The request | Every line of the records must be repeated exactly; pictures stay out.

______________________________

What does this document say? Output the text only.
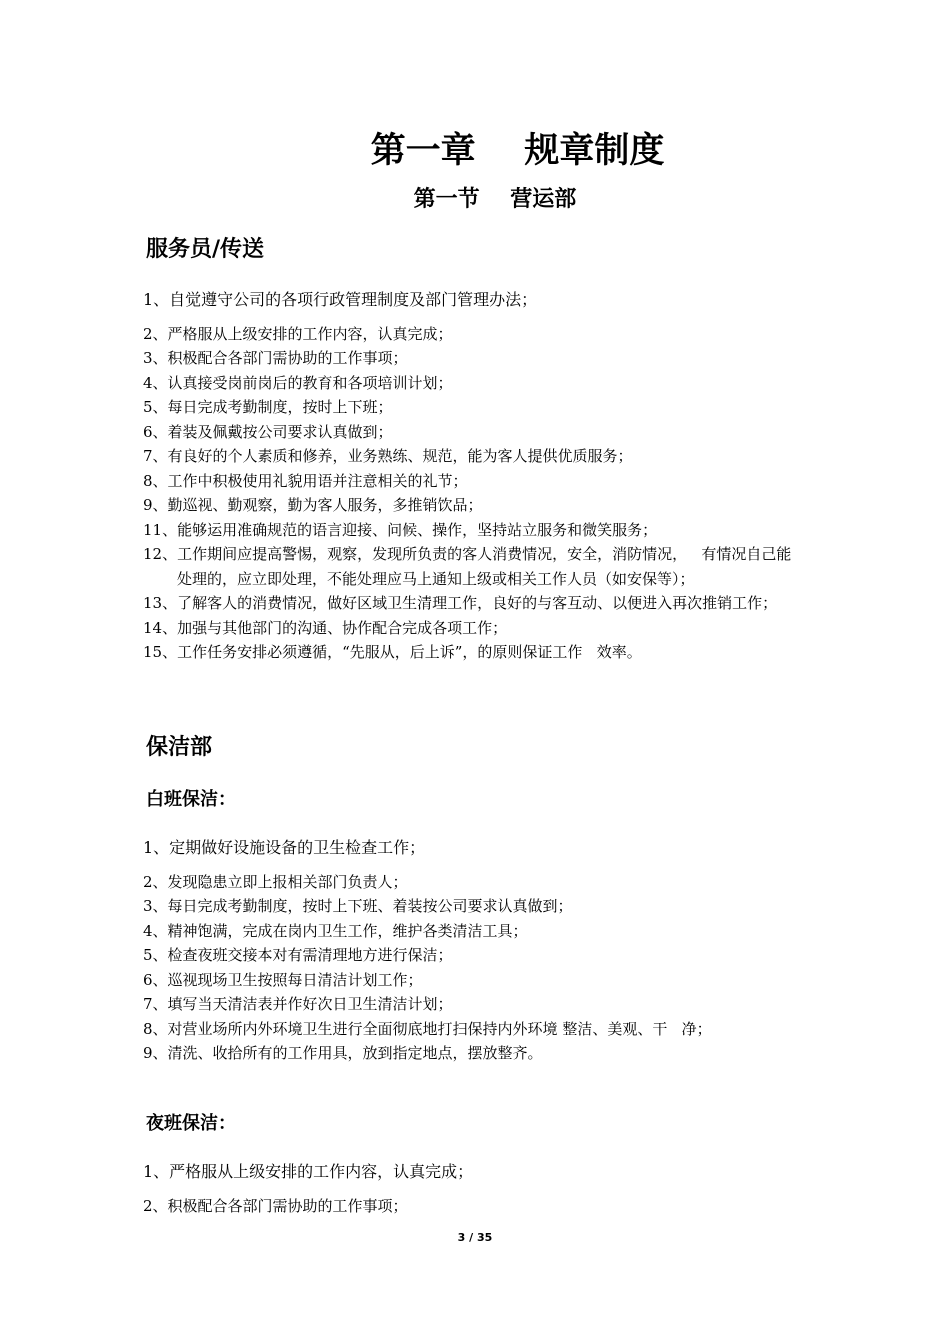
第一章    规章制度
第一节    营运部
服务员/传送
1、自觉遵守公司的各项行政管理制度及部门管理办法；
2、严格服从上级安排的工作内容，认真完成；
3、积极配合各部门需协助的工作事项；
4、认真接受岗前岗后的教育和各项培训计划；
5、每日完成考勤制度，按时上下班；
6、着装及佩戴按公司要求认真做到；
7、有良好的个人素质和修养，业务熟练、规范，能为客人提供优质服务；
8、工作中积极使用礼貌用语并注意相关的礼节；
9、勤巡视、勤观察，勤为客人服务，多推销饮品；
11、能够运用准确规范的语言迎接、问候、操作，坚持站立服务和微笑服务；
12、工作期间应提高警惕，观察，发现所负责的客人消费情况，安全，消防情况，   有情况自己能处理的，应立即处理，不能处理应马上通知上级或相关工作人员（如安保等）；
13、了解客人的消费情况，做好区域卫生清理工作，良好的与客互动、以便进入再次推销工作；
14、加强与其他部门的沟通、协作配合完成各项工作；
15、工作任务安排必须遵循，“先服从，后上诉”，的原则保证工作   效率。
保洁部
白班保洁：
1、定期做好设施设备的卫生检查工作；
2、发现隐患立即上报相关部门负责人；
3、每日完成考勤制度，按时上下班、着装按公司要求认真做到；
4、精神饱满，完成在岗内卫生工作，维护各类清洁工具；
5、检查夜班交接本对有需清理地方进行保洁；
6、巡视现场卫生按照每日清洁计划工作；
7、填写当天清洁表并作好次日卫生清洁计划；
8、对营业场所内外环境卫生进行全面彻底地打扫保持内外环境 整洁、美观、干   净；
9、清洗、收拾所有的工作用具，放到指定地点，摆放整齐。
夜班保洁：
1、严格服从上级安排的工作内容，认真完成；
2、积极配合各部门需协助的工作事项；
3 / 35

______________________________

Reply |
What does this document say? Output the text only.
第一章    规章制度
第一节    营运部
服务员/传送
1、自觉遵守公司的各项行政管理制度及部门管理办法；
2、严格服从上级安排的工作内容，认真完成；
3、积极配合各部门需协助的工作事项；
4、认真接受岗前岗后的教育和各项培训计划；
5、每日完成考勤制度，按时上下班；
6、着装及佩戴按公司要求认真做到；
7、有良好的个人素质和修养，业务熟练、规范，能为客人提供优质服务；
8、工作中积极使用礼貌用语并注意相关的礼节；
9、勤巡视、勤观察，勤为客人服务，多推销饮品；
11、能够运用准确规范的语言迎接、问候、操作，坚持站立服务和微笑服务；
12、工作期间应提高警惕，观察，发现所负责的客人消费情况，安全，消防情况，   有情况自己能处理的，应立即处理，不能处理应马上通知上级或相关工作人员（如安保等）；
13、了解客人的消费情况，做好区域卫生清理工作，良好的与客互动、以便进入再次推销工作；
14、加强与其他部门的沟通、协作配合完成各项工作；
15、工作任务安排必须遵循，“先服从，后上诉”，的原则保证工作   效率。
保洁部
白班保洁：
1、定期做好设施设备的卫生检查工作；
2、发现隐患立即上报相关部门负责人；
3、每日完成考勤制度，按时上下班、着装按公司要求认真做到；
4、精神饱满，完成在岗内卫生工作，维护各类清洁工具；
5、检查夜班交接本对有需清理地方进行保洁；
6、巡视现场卫生按照每日清洁计划工作；
7、填写当天清洁表并作好次日卫生清洁计划；
8、对营业场所内外环境卫生进行全面彻底地打扫保持内外环境 整洁、美观、干   净；
9、清洗、收拾所有的工作用具，放到指定地点，摆放整齐。
夜班保洁：
1、严格服从上级安排的工作内容，认真完成；
2、积极配合各部门需协助的工作事项；
3 / 35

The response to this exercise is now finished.